→ Input data
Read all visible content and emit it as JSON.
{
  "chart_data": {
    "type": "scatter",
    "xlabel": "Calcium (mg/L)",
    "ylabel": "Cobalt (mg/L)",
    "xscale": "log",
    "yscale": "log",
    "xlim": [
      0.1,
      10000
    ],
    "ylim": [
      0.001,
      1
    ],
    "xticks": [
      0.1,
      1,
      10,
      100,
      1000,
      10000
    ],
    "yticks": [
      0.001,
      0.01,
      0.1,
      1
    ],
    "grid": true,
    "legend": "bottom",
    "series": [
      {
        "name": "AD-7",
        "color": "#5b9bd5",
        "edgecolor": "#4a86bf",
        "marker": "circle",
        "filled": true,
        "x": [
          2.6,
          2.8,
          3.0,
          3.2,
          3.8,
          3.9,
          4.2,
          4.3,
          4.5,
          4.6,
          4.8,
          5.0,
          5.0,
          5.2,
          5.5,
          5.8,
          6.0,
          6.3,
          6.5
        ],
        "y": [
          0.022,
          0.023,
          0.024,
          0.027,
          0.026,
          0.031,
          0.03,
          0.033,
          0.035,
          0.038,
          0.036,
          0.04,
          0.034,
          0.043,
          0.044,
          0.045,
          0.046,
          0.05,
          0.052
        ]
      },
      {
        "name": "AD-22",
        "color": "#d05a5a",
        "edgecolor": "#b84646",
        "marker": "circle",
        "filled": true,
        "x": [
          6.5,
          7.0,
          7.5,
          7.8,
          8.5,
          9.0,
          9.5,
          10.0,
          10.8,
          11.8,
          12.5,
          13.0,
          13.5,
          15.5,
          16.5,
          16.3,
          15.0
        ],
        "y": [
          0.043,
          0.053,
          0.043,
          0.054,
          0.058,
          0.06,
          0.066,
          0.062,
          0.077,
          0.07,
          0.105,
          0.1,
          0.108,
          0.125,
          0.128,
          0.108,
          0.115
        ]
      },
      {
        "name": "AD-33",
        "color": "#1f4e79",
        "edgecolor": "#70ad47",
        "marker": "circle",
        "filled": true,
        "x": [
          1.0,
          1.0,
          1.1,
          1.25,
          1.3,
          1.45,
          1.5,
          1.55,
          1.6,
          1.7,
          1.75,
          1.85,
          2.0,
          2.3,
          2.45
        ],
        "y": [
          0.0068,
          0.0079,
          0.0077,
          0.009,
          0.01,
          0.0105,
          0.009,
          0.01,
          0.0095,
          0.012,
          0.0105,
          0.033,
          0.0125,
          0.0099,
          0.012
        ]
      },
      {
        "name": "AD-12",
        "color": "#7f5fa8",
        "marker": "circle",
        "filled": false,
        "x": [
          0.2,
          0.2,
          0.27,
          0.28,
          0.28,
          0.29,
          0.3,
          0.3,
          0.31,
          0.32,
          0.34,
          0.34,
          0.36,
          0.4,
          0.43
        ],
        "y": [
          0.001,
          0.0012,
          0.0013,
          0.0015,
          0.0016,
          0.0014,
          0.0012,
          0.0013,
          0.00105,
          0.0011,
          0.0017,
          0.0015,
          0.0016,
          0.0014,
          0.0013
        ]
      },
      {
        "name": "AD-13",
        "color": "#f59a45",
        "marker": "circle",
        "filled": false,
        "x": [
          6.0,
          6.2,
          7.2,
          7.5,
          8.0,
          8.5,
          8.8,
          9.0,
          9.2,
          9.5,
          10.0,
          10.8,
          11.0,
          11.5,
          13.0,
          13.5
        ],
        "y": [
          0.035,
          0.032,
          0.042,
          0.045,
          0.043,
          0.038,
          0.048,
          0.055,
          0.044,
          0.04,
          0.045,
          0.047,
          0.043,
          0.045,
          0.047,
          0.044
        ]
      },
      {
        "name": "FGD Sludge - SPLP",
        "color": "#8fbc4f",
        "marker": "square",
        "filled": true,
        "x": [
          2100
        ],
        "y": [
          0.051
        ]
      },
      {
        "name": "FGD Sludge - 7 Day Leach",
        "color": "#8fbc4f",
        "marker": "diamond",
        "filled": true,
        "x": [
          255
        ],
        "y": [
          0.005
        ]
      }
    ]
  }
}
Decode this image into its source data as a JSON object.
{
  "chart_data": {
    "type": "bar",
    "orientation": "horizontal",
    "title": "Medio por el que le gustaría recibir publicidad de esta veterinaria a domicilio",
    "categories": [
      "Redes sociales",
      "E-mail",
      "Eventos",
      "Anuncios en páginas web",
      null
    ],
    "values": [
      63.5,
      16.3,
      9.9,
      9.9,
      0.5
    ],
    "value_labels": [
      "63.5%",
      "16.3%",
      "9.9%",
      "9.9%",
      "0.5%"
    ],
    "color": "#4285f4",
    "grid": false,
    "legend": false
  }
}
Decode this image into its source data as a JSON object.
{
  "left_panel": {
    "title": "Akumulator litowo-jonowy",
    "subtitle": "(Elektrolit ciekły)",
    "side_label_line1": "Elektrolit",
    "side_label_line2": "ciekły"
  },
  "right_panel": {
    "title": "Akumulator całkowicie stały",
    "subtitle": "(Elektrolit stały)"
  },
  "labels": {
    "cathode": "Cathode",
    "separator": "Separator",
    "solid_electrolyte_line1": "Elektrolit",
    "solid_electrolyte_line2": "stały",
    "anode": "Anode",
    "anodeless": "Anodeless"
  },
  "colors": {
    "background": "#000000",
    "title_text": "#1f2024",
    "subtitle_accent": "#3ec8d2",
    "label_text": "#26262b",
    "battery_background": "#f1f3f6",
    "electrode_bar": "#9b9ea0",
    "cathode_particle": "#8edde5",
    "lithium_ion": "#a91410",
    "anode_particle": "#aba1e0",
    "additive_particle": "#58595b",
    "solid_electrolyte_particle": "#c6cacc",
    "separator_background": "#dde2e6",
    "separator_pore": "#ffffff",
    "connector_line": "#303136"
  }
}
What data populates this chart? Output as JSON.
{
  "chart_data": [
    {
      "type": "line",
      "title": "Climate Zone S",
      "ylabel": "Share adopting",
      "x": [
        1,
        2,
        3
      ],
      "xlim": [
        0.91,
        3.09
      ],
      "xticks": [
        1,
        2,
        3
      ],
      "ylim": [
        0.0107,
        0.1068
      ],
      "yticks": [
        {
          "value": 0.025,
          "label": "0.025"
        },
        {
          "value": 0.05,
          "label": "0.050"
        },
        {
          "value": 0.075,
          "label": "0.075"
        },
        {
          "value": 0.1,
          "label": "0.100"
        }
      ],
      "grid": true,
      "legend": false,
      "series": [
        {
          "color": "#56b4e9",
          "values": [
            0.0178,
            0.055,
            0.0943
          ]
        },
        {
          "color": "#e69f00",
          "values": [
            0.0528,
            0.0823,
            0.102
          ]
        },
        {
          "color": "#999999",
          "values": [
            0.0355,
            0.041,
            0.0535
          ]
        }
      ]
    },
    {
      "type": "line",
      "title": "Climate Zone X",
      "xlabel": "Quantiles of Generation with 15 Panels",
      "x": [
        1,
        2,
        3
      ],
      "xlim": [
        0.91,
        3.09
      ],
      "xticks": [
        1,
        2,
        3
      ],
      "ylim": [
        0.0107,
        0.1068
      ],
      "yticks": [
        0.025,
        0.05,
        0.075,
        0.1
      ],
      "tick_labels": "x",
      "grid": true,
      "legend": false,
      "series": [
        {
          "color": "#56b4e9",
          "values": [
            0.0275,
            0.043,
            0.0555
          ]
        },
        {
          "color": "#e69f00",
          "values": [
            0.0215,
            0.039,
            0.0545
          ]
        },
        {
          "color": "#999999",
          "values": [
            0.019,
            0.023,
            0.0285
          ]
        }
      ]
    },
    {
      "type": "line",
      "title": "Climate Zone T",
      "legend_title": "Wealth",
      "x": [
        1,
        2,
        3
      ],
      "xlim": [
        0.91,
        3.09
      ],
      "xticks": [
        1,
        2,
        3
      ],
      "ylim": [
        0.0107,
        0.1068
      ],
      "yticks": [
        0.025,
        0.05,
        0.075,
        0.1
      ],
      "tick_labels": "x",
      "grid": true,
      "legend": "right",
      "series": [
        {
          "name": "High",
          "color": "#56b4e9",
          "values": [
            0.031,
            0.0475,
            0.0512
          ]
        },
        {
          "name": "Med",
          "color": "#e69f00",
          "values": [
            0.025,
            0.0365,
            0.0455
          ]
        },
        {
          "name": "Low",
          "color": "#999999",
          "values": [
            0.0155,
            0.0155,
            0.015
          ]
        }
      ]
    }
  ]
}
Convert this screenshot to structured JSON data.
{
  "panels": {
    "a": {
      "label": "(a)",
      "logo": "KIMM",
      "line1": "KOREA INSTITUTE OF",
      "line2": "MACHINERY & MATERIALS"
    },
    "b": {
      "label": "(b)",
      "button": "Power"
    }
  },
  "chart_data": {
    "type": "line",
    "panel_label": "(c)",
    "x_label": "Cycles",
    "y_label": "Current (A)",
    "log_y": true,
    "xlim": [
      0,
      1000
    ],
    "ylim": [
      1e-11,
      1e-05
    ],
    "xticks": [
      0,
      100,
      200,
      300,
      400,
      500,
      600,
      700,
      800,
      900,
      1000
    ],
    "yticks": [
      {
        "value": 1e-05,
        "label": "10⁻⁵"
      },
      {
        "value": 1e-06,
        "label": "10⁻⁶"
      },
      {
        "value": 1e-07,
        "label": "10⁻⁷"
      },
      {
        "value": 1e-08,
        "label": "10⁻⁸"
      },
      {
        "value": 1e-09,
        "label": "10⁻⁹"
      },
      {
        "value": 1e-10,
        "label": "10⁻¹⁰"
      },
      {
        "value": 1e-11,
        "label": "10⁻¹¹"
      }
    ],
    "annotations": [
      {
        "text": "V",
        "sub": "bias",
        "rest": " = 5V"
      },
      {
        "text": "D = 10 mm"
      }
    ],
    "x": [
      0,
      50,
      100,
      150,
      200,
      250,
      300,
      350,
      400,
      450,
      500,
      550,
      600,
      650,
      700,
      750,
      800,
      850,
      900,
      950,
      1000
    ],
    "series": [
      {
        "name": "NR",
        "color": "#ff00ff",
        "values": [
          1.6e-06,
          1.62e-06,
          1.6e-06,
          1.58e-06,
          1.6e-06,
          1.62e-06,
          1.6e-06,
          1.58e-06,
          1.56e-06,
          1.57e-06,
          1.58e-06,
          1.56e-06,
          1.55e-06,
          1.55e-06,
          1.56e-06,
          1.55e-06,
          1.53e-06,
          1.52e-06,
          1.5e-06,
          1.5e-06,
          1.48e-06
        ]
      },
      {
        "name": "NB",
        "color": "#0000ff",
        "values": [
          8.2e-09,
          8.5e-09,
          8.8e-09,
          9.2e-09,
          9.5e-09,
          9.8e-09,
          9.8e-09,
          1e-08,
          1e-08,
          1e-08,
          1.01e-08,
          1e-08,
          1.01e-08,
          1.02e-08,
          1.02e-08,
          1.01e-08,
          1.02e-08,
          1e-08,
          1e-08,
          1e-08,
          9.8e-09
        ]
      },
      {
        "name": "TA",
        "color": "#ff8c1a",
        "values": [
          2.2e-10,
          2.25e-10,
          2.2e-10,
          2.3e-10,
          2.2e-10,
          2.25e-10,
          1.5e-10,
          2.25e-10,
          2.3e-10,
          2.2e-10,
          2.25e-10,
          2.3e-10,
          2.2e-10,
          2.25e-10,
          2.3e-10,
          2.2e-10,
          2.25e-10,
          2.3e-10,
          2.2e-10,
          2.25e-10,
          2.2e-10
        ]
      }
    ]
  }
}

→ What to do
Where a line in the material above holds "ylabel", copy that line.

→ In response
    "ylabel": "Cobalt (mg/L)",
      "ylabel": "Share adopting",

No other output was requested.